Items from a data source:
++++++
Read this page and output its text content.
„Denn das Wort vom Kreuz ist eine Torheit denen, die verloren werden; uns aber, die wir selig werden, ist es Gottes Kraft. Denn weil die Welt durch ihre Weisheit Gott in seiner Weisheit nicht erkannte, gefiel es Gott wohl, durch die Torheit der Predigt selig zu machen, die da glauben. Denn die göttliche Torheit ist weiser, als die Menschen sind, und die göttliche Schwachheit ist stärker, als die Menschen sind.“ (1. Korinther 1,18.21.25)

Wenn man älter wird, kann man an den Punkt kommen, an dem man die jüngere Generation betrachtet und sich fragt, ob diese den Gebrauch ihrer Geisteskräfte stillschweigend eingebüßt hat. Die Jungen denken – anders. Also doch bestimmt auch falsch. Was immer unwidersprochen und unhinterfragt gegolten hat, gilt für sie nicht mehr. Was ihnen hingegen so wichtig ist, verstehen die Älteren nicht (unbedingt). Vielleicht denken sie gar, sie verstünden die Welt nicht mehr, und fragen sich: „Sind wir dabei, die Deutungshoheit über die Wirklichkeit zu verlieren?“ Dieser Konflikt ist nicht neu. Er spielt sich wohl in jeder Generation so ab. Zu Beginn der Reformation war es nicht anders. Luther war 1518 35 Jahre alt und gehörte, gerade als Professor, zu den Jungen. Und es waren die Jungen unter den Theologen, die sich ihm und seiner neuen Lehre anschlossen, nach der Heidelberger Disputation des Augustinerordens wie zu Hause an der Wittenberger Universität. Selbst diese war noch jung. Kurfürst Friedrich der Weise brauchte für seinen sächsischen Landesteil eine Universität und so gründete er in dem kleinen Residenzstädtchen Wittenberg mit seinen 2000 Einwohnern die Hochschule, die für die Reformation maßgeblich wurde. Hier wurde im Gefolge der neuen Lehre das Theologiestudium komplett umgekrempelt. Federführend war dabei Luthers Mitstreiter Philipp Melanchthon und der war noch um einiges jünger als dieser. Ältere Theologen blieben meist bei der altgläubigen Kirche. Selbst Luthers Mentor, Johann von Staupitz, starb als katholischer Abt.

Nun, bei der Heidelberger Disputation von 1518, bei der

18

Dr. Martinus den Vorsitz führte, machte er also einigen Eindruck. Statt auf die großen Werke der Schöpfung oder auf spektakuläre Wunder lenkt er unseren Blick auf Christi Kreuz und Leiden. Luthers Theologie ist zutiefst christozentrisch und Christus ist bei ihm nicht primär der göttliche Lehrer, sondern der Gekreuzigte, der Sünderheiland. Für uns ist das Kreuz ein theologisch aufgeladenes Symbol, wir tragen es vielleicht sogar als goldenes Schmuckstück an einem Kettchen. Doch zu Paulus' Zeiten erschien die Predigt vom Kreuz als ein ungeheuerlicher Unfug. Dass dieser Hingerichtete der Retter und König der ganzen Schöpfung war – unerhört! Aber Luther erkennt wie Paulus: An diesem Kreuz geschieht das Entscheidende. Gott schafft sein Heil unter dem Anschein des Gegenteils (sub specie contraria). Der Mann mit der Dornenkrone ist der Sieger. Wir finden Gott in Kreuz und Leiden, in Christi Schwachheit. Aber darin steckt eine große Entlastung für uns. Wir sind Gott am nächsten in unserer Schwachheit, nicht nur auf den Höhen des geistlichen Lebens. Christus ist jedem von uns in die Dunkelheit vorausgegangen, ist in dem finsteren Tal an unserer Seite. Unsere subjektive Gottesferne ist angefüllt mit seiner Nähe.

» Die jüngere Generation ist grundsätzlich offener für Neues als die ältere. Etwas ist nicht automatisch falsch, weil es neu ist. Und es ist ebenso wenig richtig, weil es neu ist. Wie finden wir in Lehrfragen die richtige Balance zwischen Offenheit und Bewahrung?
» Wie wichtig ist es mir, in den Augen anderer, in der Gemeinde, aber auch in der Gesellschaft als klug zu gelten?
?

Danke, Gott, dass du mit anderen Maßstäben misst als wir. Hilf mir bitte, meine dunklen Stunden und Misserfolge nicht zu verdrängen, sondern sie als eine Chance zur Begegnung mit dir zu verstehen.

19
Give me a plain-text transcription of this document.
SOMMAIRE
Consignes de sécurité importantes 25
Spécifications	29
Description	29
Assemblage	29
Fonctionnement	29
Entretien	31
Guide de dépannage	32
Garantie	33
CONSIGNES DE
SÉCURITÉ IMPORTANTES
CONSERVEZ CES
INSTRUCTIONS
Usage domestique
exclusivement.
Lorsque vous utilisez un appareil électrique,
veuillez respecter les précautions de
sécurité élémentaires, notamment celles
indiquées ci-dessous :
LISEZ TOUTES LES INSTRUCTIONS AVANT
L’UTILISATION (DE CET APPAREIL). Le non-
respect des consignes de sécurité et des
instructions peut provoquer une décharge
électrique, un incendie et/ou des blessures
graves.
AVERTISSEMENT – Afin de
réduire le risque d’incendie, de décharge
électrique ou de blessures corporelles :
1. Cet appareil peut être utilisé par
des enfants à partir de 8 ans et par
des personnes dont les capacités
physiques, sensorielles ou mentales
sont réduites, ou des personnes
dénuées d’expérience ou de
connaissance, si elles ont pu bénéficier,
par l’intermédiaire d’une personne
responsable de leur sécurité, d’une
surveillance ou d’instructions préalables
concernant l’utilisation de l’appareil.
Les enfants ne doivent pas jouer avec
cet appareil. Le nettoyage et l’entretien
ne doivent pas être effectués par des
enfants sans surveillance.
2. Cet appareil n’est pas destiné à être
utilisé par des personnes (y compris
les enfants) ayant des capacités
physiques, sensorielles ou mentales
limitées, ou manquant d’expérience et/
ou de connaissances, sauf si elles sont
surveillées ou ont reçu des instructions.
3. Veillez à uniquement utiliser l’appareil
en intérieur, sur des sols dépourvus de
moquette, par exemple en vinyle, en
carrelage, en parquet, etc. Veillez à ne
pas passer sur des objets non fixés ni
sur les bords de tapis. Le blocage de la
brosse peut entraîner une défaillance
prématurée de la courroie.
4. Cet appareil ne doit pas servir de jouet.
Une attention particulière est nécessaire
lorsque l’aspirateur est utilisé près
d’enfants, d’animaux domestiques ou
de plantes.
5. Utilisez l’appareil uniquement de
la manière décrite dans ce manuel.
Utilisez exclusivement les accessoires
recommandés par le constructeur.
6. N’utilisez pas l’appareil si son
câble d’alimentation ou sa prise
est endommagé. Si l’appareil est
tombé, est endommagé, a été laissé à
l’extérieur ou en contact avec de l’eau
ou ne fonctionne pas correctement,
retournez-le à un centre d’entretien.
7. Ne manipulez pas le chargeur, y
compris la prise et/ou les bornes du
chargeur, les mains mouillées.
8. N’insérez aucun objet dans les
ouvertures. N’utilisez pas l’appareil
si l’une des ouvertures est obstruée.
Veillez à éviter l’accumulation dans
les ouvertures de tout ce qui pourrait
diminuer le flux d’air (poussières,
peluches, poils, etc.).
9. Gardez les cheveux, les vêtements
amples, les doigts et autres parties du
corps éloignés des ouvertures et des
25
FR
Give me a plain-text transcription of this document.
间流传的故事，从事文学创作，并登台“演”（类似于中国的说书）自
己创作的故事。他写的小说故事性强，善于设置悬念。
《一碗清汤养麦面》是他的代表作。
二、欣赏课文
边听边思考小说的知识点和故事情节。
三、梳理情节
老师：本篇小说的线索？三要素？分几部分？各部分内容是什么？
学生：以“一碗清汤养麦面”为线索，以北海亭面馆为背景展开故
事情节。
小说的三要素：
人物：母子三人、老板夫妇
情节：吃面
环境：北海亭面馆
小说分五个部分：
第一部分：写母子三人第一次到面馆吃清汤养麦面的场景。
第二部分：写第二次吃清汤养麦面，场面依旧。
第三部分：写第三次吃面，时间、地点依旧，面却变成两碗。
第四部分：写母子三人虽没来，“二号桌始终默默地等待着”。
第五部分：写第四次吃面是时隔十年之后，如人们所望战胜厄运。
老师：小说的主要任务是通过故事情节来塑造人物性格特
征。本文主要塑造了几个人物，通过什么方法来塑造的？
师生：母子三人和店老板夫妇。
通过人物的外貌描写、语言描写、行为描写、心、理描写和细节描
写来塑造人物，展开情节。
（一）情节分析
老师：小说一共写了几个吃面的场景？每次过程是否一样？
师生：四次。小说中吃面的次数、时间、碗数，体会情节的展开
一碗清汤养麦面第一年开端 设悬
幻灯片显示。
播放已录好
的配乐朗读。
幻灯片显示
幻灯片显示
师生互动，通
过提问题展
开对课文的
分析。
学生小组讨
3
++++++
#### PROBLEM STATEMENT
Among the lines of the material, find those that hold the word "incendie" and copy them.

#### TASK OUTPUT
électrique, un incendie et/ou des blessures
réduire le risque d’incendie, de décharge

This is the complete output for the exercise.